#### Source data
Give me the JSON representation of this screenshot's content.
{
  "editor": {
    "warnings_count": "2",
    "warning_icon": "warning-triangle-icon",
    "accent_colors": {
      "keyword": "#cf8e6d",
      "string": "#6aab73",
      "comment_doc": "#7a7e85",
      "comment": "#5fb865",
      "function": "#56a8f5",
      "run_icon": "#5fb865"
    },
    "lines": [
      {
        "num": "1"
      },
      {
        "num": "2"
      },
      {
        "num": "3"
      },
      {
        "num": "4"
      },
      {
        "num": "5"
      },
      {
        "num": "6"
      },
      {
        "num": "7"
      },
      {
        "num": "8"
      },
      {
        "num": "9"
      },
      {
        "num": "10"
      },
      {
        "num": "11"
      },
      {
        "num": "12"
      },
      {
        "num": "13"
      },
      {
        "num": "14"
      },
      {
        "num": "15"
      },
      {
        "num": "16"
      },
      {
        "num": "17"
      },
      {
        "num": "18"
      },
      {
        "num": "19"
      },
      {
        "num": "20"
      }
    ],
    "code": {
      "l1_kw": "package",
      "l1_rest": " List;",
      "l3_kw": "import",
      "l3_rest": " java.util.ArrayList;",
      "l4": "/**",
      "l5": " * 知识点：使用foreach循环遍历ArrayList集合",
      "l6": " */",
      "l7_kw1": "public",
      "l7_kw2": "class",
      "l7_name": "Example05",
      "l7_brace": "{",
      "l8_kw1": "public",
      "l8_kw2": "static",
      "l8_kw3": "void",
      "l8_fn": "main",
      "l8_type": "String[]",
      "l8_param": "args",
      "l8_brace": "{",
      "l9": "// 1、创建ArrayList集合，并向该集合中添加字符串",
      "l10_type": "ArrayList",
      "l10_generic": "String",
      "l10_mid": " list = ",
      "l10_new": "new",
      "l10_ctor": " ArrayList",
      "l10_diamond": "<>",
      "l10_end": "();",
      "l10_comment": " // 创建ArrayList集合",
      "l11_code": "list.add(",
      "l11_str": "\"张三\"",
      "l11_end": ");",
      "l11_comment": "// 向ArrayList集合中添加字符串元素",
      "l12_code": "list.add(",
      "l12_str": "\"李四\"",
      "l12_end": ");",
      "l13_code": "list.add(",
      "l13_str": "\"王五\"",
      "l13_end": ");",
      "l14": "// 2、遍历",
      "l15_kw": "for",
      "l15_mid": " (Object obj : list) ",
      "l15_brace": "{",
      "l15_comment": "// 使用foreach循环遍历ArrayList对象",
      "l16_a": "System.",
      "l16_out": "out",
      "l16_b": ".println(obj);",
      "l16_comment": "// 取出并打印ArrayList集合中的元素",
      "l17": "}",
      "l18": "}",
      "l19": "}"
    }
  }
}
########
### Your objective:
Repeat the material above in full, keeping every word.

### Exercise solution:
Give me the JSON representation of this screenshot's content.
{
  "editor": {
    "warnings_count": "2",
    "warning_icon": "warning-triangle-icon",
    "accent_colors": {
      "keyword": "#cf8e6d",
      "string": "#6aab73",
      "comment_doc": "#7a7e85",
      "comment": "#5fb865",
      "function": "#56a8f5",
      "run_icon": "#5fb865"
    },
    "lines": [
      {
        "num": "1"
      },
      {
        "num": "2"
      },
      {
        "num": "3"
      },
      {
        "num": "4"
      },
      {
        "num": "5"
      },
      {
        "num": "6"
      },
      {
        "num": "7"
      },
      {
        "num": "8"
      },
      {
        "num": "9"
      },
      {
        "num": "10"
      },
      {
        "num": "11"
      },
      {
        "num": "12"
      },
      {
        "num": "13"
      },
      {
        "num": "14"
      },
      {
        "num": "15"
      },
      {
        "num": "16"
      },
      {
        "num": "17"
      },
      {
        "num": "18"
      },
      {
        "num": "19"
      },
      {
        "num": "20"
      }
    ],
    "code": {
      "l1_kw": "package",
      "l1_rest": " List;",
      "l3_kw": "import",
      "l3_rest": " java.util.ArrayList;",
      "l4": "/**",
      "l5": " * 知识点：使用foreach循环遍历ArrayList集合",
      "l6": " */",
      "l7_kw1": "public",
      "l7_kw2": "class",
      "l7_name": "Example05",
      "l7_brace": "{",
      "l8_kw1": "public",
      "l8_kw2": "static",
      "l8_kw3": "void",
      "l8_fn": "main",
      "l8_type": "String[]",
      "l8_param": "args",
      "l8_brace": "{",
      "l9": "// 1、创建ArrayList集合，并向该集合中添加字符串",
      "l10_type": "ArrayList",
      "l10_generic": "String",
      "l10_mid": " list = ",
      "l10_new": "new",
      "l10_ctor": " ArrayList",
      "l10_diamond": "<>",
      "l10_end": "();",
      "l10_comment": " // 创建ArrayList集合",
      "l11_code": "list.add(",
      "l11_str": "\"张三\"",
      "l11_end": ");",
      "l11_comment": "// 向ArrayList集合中添加字符串元素",
      "l12_code": "list.add(",
      "l12_str": "\"李四\"",
      "l12_end": ");",
      "l13_code": "list.add(",
      "l13_str": "\"王五\"",
      "l13_end": ");",
      "l14": "// 2、遍历",
      "l15_kw": "for",
      "l15_mid": " (Object obj : list) ",
      "l15_brace": "{",
      "l15_comment": "// 使用foreach循环遍历ArrayList对象",
      "l16_a": "System.",
      "l16_out": "out",
      "l16_b": ".println(obj);",
      "l16_comment": "// 取出并打印ArrayList集合中的元素",
      "l17": "}",
      "l18": "}",
      "l19": "}"
    }
  }
}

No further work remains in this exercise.